DIRECTIVE:
Look through the data below and return each line where "text" appears.

Dataset records:
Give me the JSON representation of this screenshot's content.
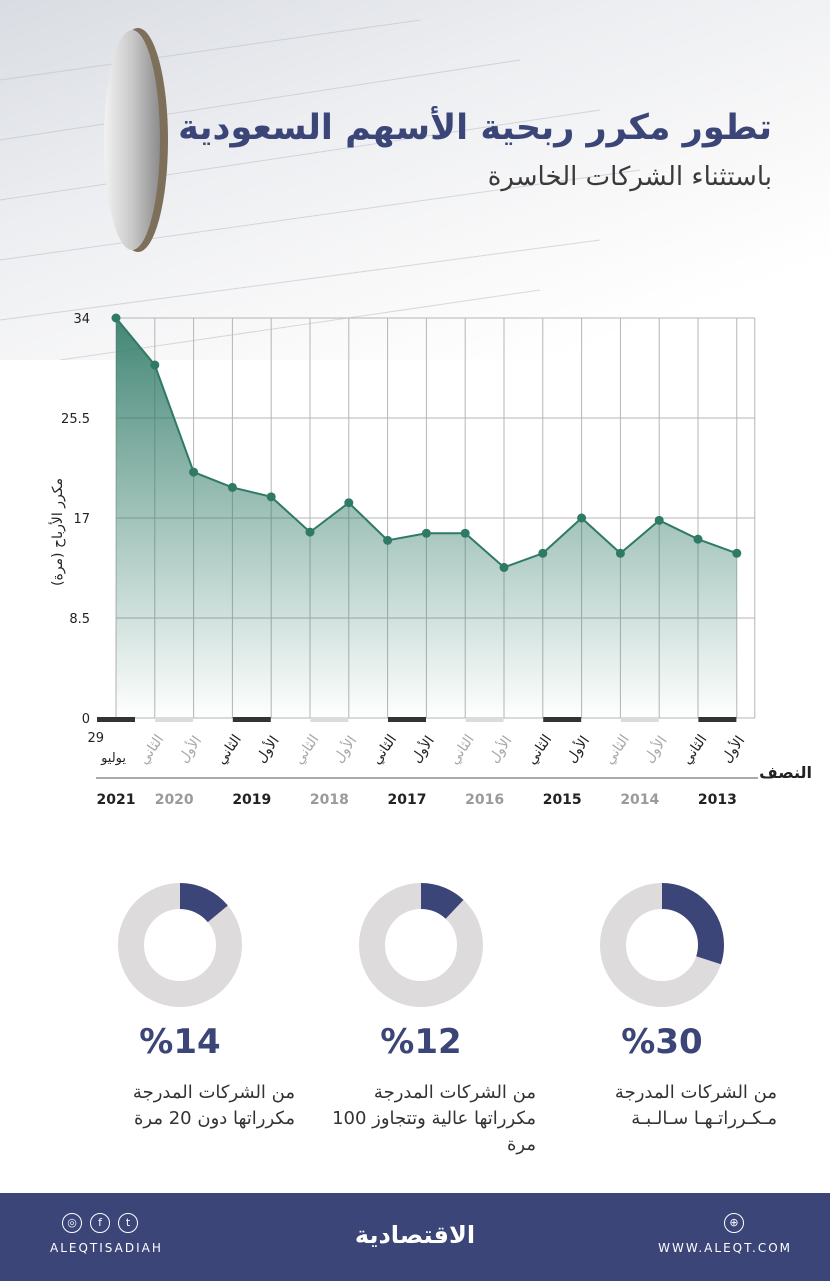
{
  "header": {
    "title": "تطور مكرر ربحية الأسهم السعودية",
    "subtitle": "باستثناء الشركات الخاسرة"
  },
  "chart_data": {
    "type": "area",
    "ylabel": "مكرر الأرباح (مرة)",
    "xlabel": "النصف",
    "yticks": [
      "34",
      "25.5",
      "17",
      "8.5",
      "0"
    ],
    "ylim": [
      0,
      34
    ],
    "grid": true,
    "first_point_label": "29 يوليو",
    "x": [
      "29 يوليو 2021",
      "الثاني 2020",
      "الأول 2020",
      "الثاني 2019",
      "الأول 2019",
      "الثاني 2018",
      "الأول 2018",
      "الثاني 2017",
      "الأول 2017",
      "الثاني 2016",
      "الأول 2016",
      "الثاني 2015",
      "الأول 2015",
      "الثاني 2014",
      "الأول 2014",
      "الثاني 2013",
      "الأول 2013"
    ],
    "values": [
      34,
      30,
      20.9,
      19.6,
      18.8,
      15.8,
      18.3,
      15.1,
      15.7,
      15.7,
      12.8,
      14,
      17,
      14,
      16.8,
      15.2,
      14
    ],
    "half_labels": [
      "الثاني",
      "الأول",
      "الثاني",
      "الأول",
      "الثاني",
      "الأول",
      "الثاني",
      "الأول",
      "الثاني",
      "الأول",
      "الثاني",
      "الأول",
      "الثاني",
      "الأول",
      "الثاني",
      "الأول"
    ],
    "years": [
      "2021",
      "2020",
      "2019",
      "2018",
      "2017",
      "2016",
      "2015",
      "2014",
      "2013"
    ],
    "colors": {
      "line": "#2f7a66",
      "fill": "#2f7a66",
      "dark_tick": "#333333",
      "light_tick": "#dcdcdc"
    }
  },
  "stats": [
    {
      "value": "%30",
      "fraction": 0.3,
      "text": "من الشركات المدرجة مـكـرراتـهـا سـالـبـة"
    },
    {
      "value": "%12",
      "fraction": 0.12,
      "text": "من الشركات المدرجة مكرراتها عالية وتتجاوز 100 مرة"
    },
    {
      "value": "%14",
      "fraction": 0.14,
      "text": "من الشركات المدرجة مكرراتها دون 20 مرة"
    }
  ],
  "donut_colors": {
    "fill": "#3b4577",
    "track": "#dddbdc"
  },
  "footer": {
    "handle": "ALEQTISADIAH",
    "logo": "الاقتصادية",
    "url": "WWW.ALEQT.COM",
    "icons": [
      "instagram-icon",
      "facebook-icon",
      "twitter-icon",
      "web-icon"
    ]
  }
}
==
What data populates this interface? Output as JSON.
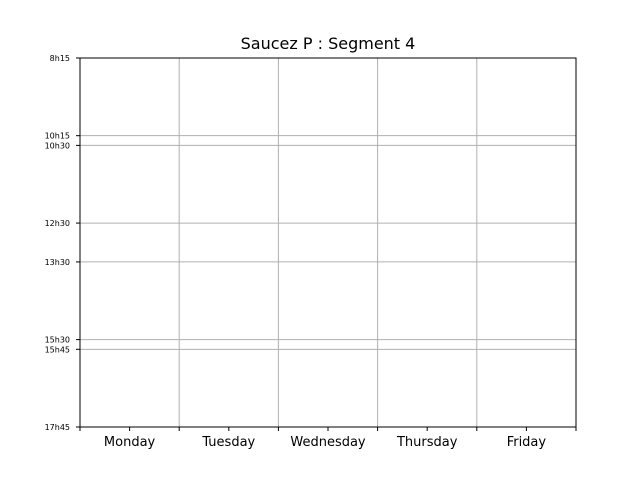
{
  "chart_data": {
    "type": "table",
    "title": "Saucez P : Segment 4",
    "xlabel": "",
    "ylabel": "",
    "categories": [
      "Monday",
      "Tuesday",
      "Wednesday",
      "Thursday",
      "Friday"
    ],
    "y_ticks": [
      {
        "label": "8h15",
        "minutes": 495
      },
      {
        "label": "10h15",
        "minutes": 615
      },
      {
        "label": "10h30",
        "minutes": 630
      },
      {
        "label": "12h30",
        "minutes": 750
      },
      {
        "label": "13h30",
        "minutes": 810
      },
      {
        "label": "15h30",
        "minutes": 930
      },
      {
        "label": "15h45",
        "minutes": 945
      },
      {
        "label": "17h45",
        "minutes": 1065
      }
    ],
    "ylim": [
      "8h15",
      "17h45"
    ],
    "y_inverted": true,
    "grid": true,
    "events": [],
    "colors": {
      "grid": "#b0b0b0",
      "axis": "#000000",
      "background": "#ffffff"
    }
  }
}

WORKED ANSWER:
      "text": "من الشركات المدرجة مـكـرراتـهـا سـالـبـة"
      "text": "من الشركات المدرجة مكرراتها عالية وتتجاوز 100 مرة"
      "text": "من الشركات المدرجة مكرراتها دون 20 مرة"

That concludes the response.